• TO BE DONE: Quote the records beneath, complete and exact. Leave out images.

>>>>

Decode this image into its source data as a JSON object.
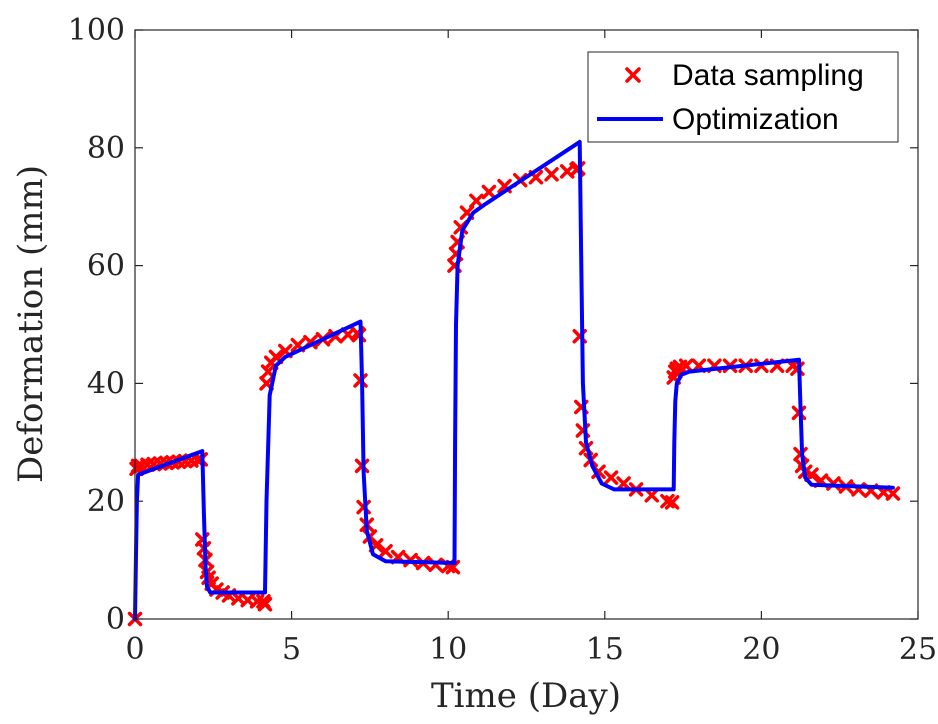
{
  "chart_data": {
    "type": "scatter",
    "xlabel": "Time (Day)",
    "ylabel": "Deformation (mm)",
    "xlim": [
      0,
      25
    ],
    "ylim": [
      0,
      100
    ],
    "xticks": [
      0,
      5,
      10,
      15,
      20,
      25
    ],
    "yticks": [
      0,
      20,
      40,
      60,
      80,
      100
    ],
    "xtick_labels": [
      "0",
      "5",
      "10",
      "15",
      "20",
      "25"
    ],
    "ytick_labels": [
      "0",
      "20",
      "40",
      "60",
      "80",
      "100"
    ],
    "grid": false,
    "legend_position": "top-right",
    "series": [
      {
        "name": "Data sampling",
        "kind": "markers",
        "marker": "x",
        "color": "#ff0000",
        "x": [
          0,
          0.05,
          0.1,
          0.2,
          0.4,
          0.6,
          0.8,
          1.0,
          1.2,
          1.4,
          1.6,
          1.8,
          2.0,
          2.1,
          2.15,
          2.2,
          2.25,
          2.3,
          2.35,
          2.45,
          2.6,
          2.8,
          3.0,
          3.3,
          3.6,
          3.9,
          4.1,
          4.15,
          4.2,
          4.25,
          4.35,
          4.5,
          4.8,
          5.2,
          5.6,
          6.0,
          6.4,
          6.8,
          7.1,
          7.15,
          7.2,
          7.25,
          7.3,
          7.4,
          7.5,
          7.7,
          8.0,
          8.4,
          8.8,
          9.2,
          9.6,
          10.0,
          10.15,
          10.2,
          10.25,
          10.3,
          10.4,
          10.6,
          10.9,
          11.3,
          11.8,
          12.3,
          12.8,
          13.3,
          13.8,
          14.1,
          14.15,
          14.2,
          14.25,
          14.3,
          14.4,
          14.55,
          14.8,
          15.2,
          15.6,
          16.0,
          16.5,
          17.0,
          17.15,
          17.2,
          17.25,
          17.3,
          17.4,
          17.6,
          18.0,
          18.5,
          19.0,
          19.5,
          20.0,
          20.5,
          21.0,
          21.15,
          21.2,
          21.25,
          21.3,
          21.4,
          21.6,
          21.9,
          22.3,
          22.7,
          23.1,
          23.5,
          23.9,
          24.2
        ],
        "y": [
          0,
          25.5,
          26.0,
          26.0,
          26.2,
          26.3,
          26.4,
          26.5,
          26.6,
          26.7,
          26.8,
          26.9,
          27.0,
          27.1,
          13.5,
          12.0,
          10.0,
          8.0,
          7.0,
          6.0,
          5.0,
          4.5,
          4.0,
          3.5,
          3.2,
          3.0,
          3.0,
          2.5,
          40.0,
          42.0,
          43.5,
          44.5,
          45.5,
          46.5,
          47.0,
          47.5,
          48.0,
          48.3,
          48.5,
          48.2,
          40.5,
          26.0,
          19.0,
          16.0,
          14.0,
          12.5,
          11.5,
          10.5,
          10.0,
          9.5,
          9.2,
          9.0,
          8.8,
          60.0,
          62.0,
          64.0,
          66.5,
          69.0,
          71.0,
          72.5,
          73.5,
          74.5,
          75.0,
          75.5,
          76.0,
          76.3,
          76.5,
          48.0,
          36.0,
          32.0,
          29.0,
          27.0,
          25.0,
          24.0,
          23.0,
          22.0,
          21.0,
          20.0,
          19.8,
          41.0,
          42.0,
          42.5,
          42.8,
          43.0,
          43.0,
          43.0,
          43.0,
          43.0,
          43.0,
          43.0,
          43.0,
          42.5,
          35.0,
          28.0,
          26.0,
          25.0,
          24.5,
          23.5,
          23.0,
          22.5,
          22.0,
          21.8,
          21.5,
          21.3
        ]
      },
      {
        "name": "Optimization",
        "kind": "line",
        "color": "#0000ff",
        "x": [
          0.0,
          0.03,
          0.06,
          0.1,
          2.15,
          2.2,
          2.25,
          2.3,
          2.4,
          4.15,
          4.2,
          4.3,
          4.5,
          4.8,
          7.2,
          7.25,
          7.3,
          7.4,
          7.6,
          8.0,
          10.2,
          10.22,
          10.25,
          10.3,
          10.45,
          10.8,
          11.2,
          14.2,
          14.25,
          14.3,
          14.4,
          14.6,
          14.9,
          15.3,
          17.2,
          17.22,
          17.25,
          17.3,
          17.45,
          17.7,
          21.2,
          21.25,
          21.3,
          21.4,
          21.6,
          24.2
        ],
        "y": [
          0.0,
          10.0,
          20.0,
          24.5,
          28.5,
          18.0,
          9.0,
          5.5,
          4.5,
          4.5,
          20.0,
          38.0,
          43.0,
          44.5,
          50.5,
          40.0,
          25.0,
          15.0,
          11.0,
          9.8,
          9.5,
          30.0,
          50.0,
          60.0,
          66.0,
          69.0,
          70.5,
          81.0,
          60.0,
          40.0,
          30.0,
          26.0,
          23.0,
          22.0,
          22.0,
          30.0,
          37.0,
          40.0,
          41.5,
          42.0,
          44.0,
          36.0,
          28.0,
          24.0,
          22.8,
          22.3
        ]
      }
    ]
  }
}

<<<<

• EXERCISE RESPONSE:
Decode this image into its source data as a JSON object.
{
  "chart_data": {
    "type": "scatter",
    "xlabel": "Time (Day)",
    "ylabel": "Deformation (mm)",
    "xlim": [
      0,
      25
    ],
    "ylim": [
      0,
      100
    ],
    "xticks": [
      0,
      5,
      10,
      15,
      20,
      25
    ],
    "yticks": [
      0,
      20,
      40,
      60,
      80,
      100
    ],
    "xtick_labels": [
      "0",
      "5",
      "10",
      "15",
      "20",
      "25"
    ],
    "ytick_labels": [
      "0",
      "20",
      "40",
      "60",
      "80",
      "100"
    ],
    "grid": false,
    "legend_position": "top-right",
    "series": [
      {
        "name": "Data sampling",
        "kind": "markers",
        "marker": "x",
        "color": "#ff0000",
        "x": [
          0,
          0.05,
          0.1,
          0.2,
          0.4,
          0.6,
          0.8,
          1.0,
          1.2,
          1.4,
          1.6,
          1.8,
          2.0,
          2.1,
          2.15,
          2.2,
          2.25,
          2.3,
          2.35,
          2.45,
          2.6,
          2.8,
          3.0,
          3.3,
          3.6,
          3.9,
          4.1,
          4.15,
          4.2,
          4.25,
          4.35,
          4.5,
          4.8,
          5.2,
          5.6,
          6.0,
          6.4,
          6.8,
          7.1,
          7.15,
          7.2,
          7.25,
          7.3,
          7.4,
          7.5,
          7.7,
          8.0,
          8.4,
          8.8,
          9.2,
          9.6,
          10.0,
          10.15,
          10.2,
          10.25,
          10.3,
          10.4,
          10.6,
          10.9,
          11.3,
          11.8,
          12.3,
          12.8,
          13.3,
          13.8,
          14.1,
          14.15,
          14.2,
          14.25,
          14.3,
          14.4,
          14.55,
          14.8,
          15.2,
          15.6,
          16.0,
          16.5,
          17.0,
          17.15,
          17.2,
          17.25,
          17.3,
          17.4,
          17.6,
          18.0,
          18.5,
          19.0,
          19.5,
          20.0,
          20.5,
          21.0,
          21.15,
          21.2,
          21.25,
          21.3,
          21.4,
          21.6,
          21.9,
          22.3,
          22.7,
          23.1,
          23.5,
          23.9,
          24.2
        ],
        "y": [
          0,
          25.5,
          26.0,
          26.0,
          26.2,
          26.3,
          26.4,
          26.5,
          26.6,
          26.7,
          26.8,
          26.9,
          27.0,
          27.1,
          13.5,
          12.0,
          10.0,
          8.0,
          7.0,
          6.0,
          5.0,
          4.5,
          4.0,
          3.5,
          3.2,
          3.0,
          3.0,
          2.5,
          40.0,
          42.0,
          43.5,
          44.5,
          45.5,
          46.5,
          47.0,
          47.5,
          48.0,
          48.3,
          48.5,
          48.2,
          40.5,
          26.0,
          19.0,
          16.0,
          14.0,
          12.5,
          11.5,
          10.5,
          10.0,
          9.5,
          9.2,
          9.0,
          8.8,
          60.0,
          62.0,
          64.0,
          66.5,
          69.0,
          71.0,
          72.5,
          73.5,
          74.5,
          75.0,
          75.5,
          76.0,
          76.3,
          76.5,
          48.0,
          36.0,
          32.0,
          29.0,
          27.0,
          25.0,
          24.0,
          23.0,
          22.0,
          21.0,
          20.0,
          19.8,
          41.0,
          42.0,
          42.5,
          42.8,
          43.0,
          43.0,
          43.0,
          43.0,
          43.0,
          43.0,
          43.0,
          43.0,
          42.5,
          35.0,
          28.0,
          26.0,
          25.0,
          24.5,
          23.5,
          23.0,
          22.5,
          22.0,
          21.8,
          21.5,
          21.3
        ]
      },
      {
        "name": "Optimization",
        "kind": "line",
        "color": "#0000ff",
        "x": [
          0.0,
          0.03,
          0.06,
          0.1,
          2.15,
          2.2,
          2.25,
          2.3,
          2.4,
          4.15,
          4.2,
          4.3,
          4.5,
          4.8,
          7.2,
          7.25,
          7.3,
          7.4,
          7.6,
          8.0,
          10.2,
          10.22,
          10.25,
          10.3,
          10.45,
          10.8,
          11.2,
          14.2,
          14.25,
          14.3,
          14.4,
          14.6,
          14.9,
          15.3,
          17.2,
          17.22,
          17.25,
          17.3,
          17.45,
          17.7,
          21.2,
          21.25,
          21.3,
          21.4,
          21.6,
          24.2
        ],
        "y": [
          0.0,
          10.0,
          20.0,
          24.5,
          28.5,
          18.0,
          9.0,
          5.5,
          4.5,
          4.5,
          20.0,
          38.0,
          43.0,
          44.5,
          50.5,
          40.0,
          25.0,
          15.0,
          11.0,
          9.8,
          9.5,
          30.0,
          50.0,
          60.0,
          66.0,
          69.0,
          70.5,
          81.0,
          60.0,
          40.0,
          30.0,
          26.0,
          23.0,
          22.0,
          22.0,
          30.0,
          37.0,
          40.0,
          41.5,
          42.0,
          44.0,
          36.0,
          28.0,
          24.0,
          22.8,
          22.3
        ]
      }
    ]
  }
}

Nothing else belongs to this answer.